## start MATERIAL FOR THIS TASK

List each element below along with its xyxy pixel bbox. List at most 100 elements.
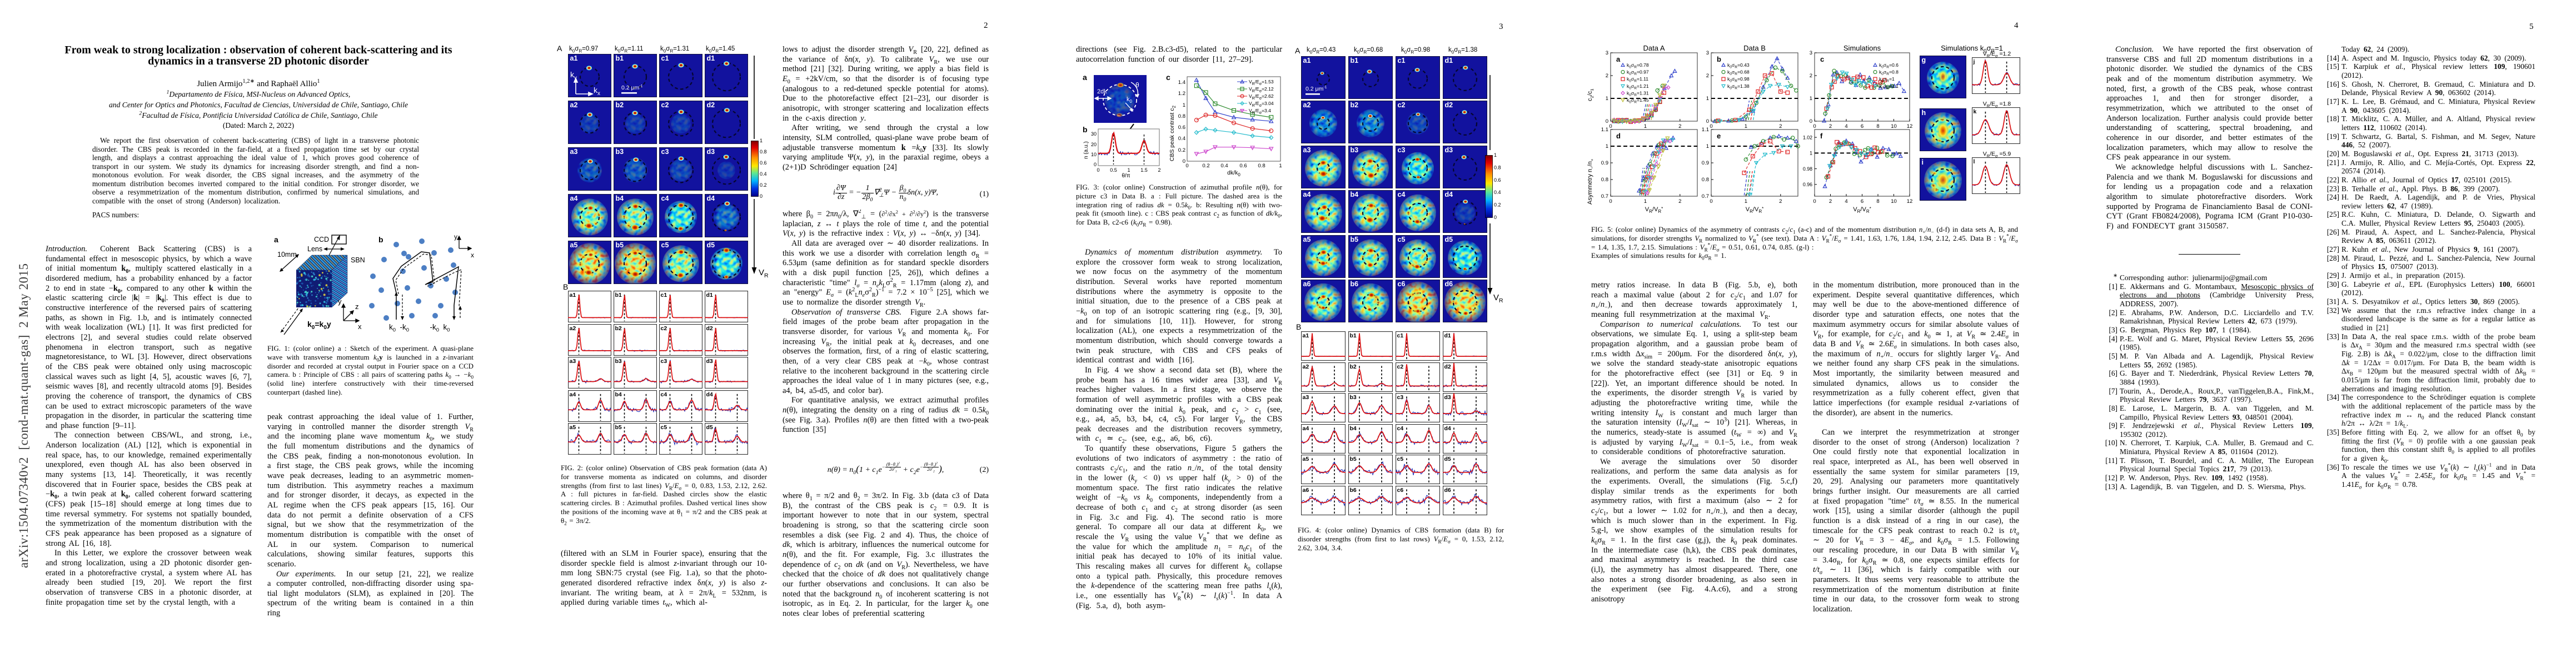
svg-text:0: 0 [760, 193, 763, 199]
svg-text:b3: b3 [1350, 394, 1357, 401]
svg-text:a5: a5 [1303, 236, 1311, 243]
svg-text:k0σR=1.11: k0σR=1.11 [1627, 76, 1648, 83]
svg-text:y: y [454, 235, 457, 241]
svg-text:0: 0 [1609, 123, 1612, 130]
svg-text:0.8: 0.8 [1258, 163, 1265, 169]
svg-text:1: 1 [1183, 102, 1185, 108]
svg-text:10: 10 [1091, 152, 1097, 157]
svg-text:b1: b1 [1351, 57, 1359, 64]
svg-text:n (a.u.): n (a.u.) [1083, 141, 1089, 159]
svg-text:VR/Eσ=2.12: VR/Eσ=2.12 [1249, 86, 1274, 93]
svg-text:a5: a5 [570, 424, 576, 431]
svg-text:1: 1 [1745, 123, 1747, 130]
svg-text:3: 3 [1606, 50, 1608, 56]
svg-text:VR/VR*: VR/VR* [1853, 206, 1871, 213]
svg-text:d: d [1616, 132, 1621, 140]
svg-text:d3: d3 [1445, 146, 1453, 154]
svg-text:CCD: CCD [314, 236, 329, 243]
svg-text:b4: b4 [1351, 191, 1359, 198]
svg-text:c: c [1820, 55, 1824, 63]
svg-text:b5: b5 [616, 241, 624, 249]
svg-text:0.2: 0.2 [1202, 163, 1209, 169]
svg-text:b2: b2 [616, 101, 624, 109]
svg-text:k0σR=0.43: k0σR=0.43 [1727, 62, 1750, 69]
svg-text:b1: b1 [1350, 332, 1357, 339]
svg-text:k0σR=0.6: k0σR=0.6 [1879, 62, 1899, 69]
svg-text:1.1: 1.1 [1601, 127, 1608, 133]
svg-text:0.2: 0.2 [1178, 147, 1185, 153]
svg-text:2: 2 [1706, 73, 1709, 79]
svg-text:10: 10 [1891, 198, 1897, 205]
svg-text:a: a [1083, 73, 1087, 82]
svg-text:a: a [1616, 55, 1621, 63]
svg-text:x: x [471, 251, 474, 259]
svg-text:1.5: 1.5 [1140, 167, 1148, 173]
svg-text:0.5: 0.5 [1110, 167, 1117, 173]
svg-text:a4: a4 [570, 391, 576, 398]
svg-text:1: 1 [1494, 153, 1497, 158]
svg-text:d3: d3 [1444, 394, 1451, 401]
svg-text:c3: c3 [661, 148, 669, 156]
svg-text:0.6: 0.6 [760, 160, 767, 166]
svg-text:l: l [1974, 158, 1975, 165]
svg-text:4: 4 [1845, 198, 1847, 205]
svg-text:a1: a1 [570, 292, 576, 298]
svg-text:b5: b5 [1351, 236, 1359, 243]
svg-text:a3: a3 [570, 148, 578, 156]
svg-text:k0σR=1.38: k0σR=1.38 [1727, 83, 1750, 91]
svg-text:b2: b2 [1350, 364, 1357, 370]
svg-text:1.2: 1.2 [1178, 91, 1185, 97]
svg-text:d1: d1 [707, 54, 715, 62]
svg-text:0.2 μm-1: 0.2 μm-1 [621, 84, 643, 91]
svg-text:a4: a4 [1303, 191, 1311, 198]
svg-text:VR/VR*: VR/VR* [1746, 206, 1763, 213]
svg-text:d1: d1 [1444, 332, 1451, 339]
svg-text:k0σR=0.78: k0σR=0.78 [1627, 62, 1649, 69]
svg-text:0: 0 [1706, 118, 1709, 125]
svg-text:1: 1 [1644, 198, 1647, 205]
svg-text:a2: a2 [1303, 101, 1311, 109]
svg-text:0.6: 0.6 [1239, 163, 1247, 169]
svg-text:0: 0 [1710, 198, 1712, 205]
svg-text:d6: d6 [1445, 280, 1453, 288]
svg-text:k0σR=1: k0σR=1 [1879, 76, 1895, 83]
svg-text:a: a [274, 235, 278, 244]
svg-text:c5: c5 [661, 424, 667, 431]
svg-text:dk/k0: dk/k0 [1227, 170, 1240, 177]
svg-text:1.1: 1.1 [1702, 127, 1709, 133]
svg-text:c3: c3 [661, 358, 667, 365]
svg-text:g: g [1922, 56, 1926, 64]
svg-text:a2: a2 [570, 101, 578, 109]
svg-text:12: 12 [1907, 198, 1913, 205]
svg-text:d4: d4 [706, 391, 713, 398]
svg-text:k0σR=1.31: k0σR=1.31 [1627, 90, 1649, 97]
svg-text:d2: d2 [707, 101, 715, 109]
svg-text:d1: d1 [1445, 57, 1453, 64]
svg-text:0: 0 [1494, 215, 1497, 220]
svg-text:c2: c2 [1398, 101, 1406, 109]
svg-text:2: 2 [1678, 123, 1681, 130]
svg-text:a1: a1 [1303, 332, 1309, 339]
svg-text:1: 1 [1706, 96, 1709, 102]
svg-text:2: 2 [1829, 198, 1832, 205]
svg-text:6: 6 [1861, 123, 1864, 130]
svg-text:c4: c4 [661, 195, 669, 202]
svg-text:d6: d6 [1444, 487, 1451, 494]
svg-text:c5: c5 [661, 241, 669, 249]
svg-text:0.4: 0.4 [760, 171, 767, 177]
svg-text:0.8: 0.8 [1178, 113, 1185, 120]
svg-text:12: 12 [1907, 123, 1913, 130]
svg-text:8: 8 [1876, 123, 1879, 130]
svg-text:0.2: 0.2 [1494, 202, 1501, 208]
svg-text:a1: a1 [1303, 57, 1311, 64]
svg-text:θ: θ [1135, 81, 1139, 89]
svg-text:θ/π: θ/π [1122, 173, 1130, 179]
svg-text:c3: c3 [1397, 394, 1404, 401]
svg-text:c2: c2 [661, 101, 669, 109]
svg-text:a6: a6 [1303, 280, 1311, 288]
svg-text:0: 0 [1094, 162, 1097, 167]
svg-text:x: x [358, 322, 362, 331]
svg-text:0.8: 0.8 [760, 149, 767, 155]
svg-text:a4: a4 [1303, 425, 1309, 432]
svg-text:1: 1 [1606, 96, 1608, 102]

## end MATERIAL FOR THIS TASK

Copy out the portion of the items that opens with the line containing "svg-text:0: 0 [760, 193, 763, 199]" and closes with the line containing "svg-text:k0σR=0.78: k0σR=0.78 [1627, 62, 1649, 69]", including both of those lines.

### [CORRECT RESPONSE]
svg-text:0: 0 [760, 193, 763, 199]
svg-text:b3: b3 [1350, 394, 1357, 401]
svg-text:a5: a5 [1303, 236, 1311, 243]
svg-text:k0σR=1.11: k0σR=1.11 [1627, 76, 1648, 83]
svg-text:y: y [454, 235, 457, 241]
svg-text:0: 0 [1609, 123, 1612, 130]
svg-text:0.8: 0.8 [1258, 163, 1265, 169]
svg-text:1: 1 [1183, 102, 1185, 108]
svg-text:10: 10 [1091, 152, 1097, 157]
svg-text:b1: b1 [1351, 57, 1359, 64]
svg-text:n (a.u.): n (a.u.) [1083, 141, 1089, 159]
svg-text:VR/Eσ=2.12: VR/Eσ=2.12 [1249, 86, 1274, 93]
svg-text:a5: a5 [570, 424, 576, 431]
svg-text:1: 1 [1745, 123, 1747, 130]
svg-text:3: 3 [1606, 50, 1608, 56]
svg-text:VR/VR*: VR/VR* [1853, 206, 1871, 213]
svg-text:d: d [1616, 132, 1621, 140]
svg-text:d3: d3 [1445, 146, 1453, 154]
svg-text:CCD: CCD [314, 236, 329, 243]
svg-text:b4: b4 [1351, 191, 1359, 198]
svg-text:c: c [1820, 55, 1824, 63]
svg-text:b5: b5 [616, 241, 624, 249]
svg-text:0.2: 0.2 [1202, 163, 1209, 169]
svg-text:b2: b2 [616, 101, 624, 109]
svg-text:k0σR=0.43: k0σR=0.43 [1727, 62, 1750, 69]
svg-text:b1: b1 [1350, 332, 1357, 339]
svg-text:k0σR=0.6: k0σR=0.6 [1879, 62, 1899, 69]
svg-text:1.1: 1.1 [1601, 127, 1608, 133]
svg-text:0.2: 0.2 [1178, 147, 1185, 153]
svg-text:2: 2 [1706, 73, 1709, 79]
svg-text:10: 10 [1891, 198, 1897, 205]
svg-text:a: a [1083, 73, 1087, 82]
svg-text:a: a [1616, 55, 1621, 63]
svg-text:x: x [471, 251, 474, 259]
svg-text:1.5: 1.5 [1140, 167, 1148, 173]
svg-text:0.5: 0.5 [1110, 167, 1117, 173]
svg-text:a4: a4 [570, 391, 576, 398]
svg-text:1: 1 [1494, 153, 1497, 158]
svg-text:d3: d3 [1444, 394, 1451, 401]
svg-text:c3: c3 [661, 148, 669, 156]
svg-text:0.6: 0.6 [760, 160, 767, 166]
svg-text:l: l [1974, 158, 1975, 165]
svg-text:4: 4 [1845, 198, 1847, 205]
svg-text:a1: a1 [570, 292, 576, 298]
svg-text:b5: b5 [1351, 236, 1359, 243]
svg-text:a3: a3 [570, 148, 578, 156]
svg-text:k0σR=1.38: k0σR=1.38 [1727, 83, 1750, 91]
svg-text:b2: b2 [1350, 364, 1357, 370]
svg-text:1.2: 1.2 [1178, 91, 1185, 97]
svg-text:d1: d1 [707, 54, 715, 62]
svg-text:0.2 μm-1: 0.2 μm-1 [621, 84, 643, 91]
svg-text:a4: a4 [1303, 191, 1311, 198]
svg-text:VR/VR*: VR/VR* [1746, 206, 1763, 213]
svg-text:d1: d1 [1444, 332, 1451, 339]
svg-text:k0σR=0.78: k0σR=0.78 [1627, 62, 1649, 69]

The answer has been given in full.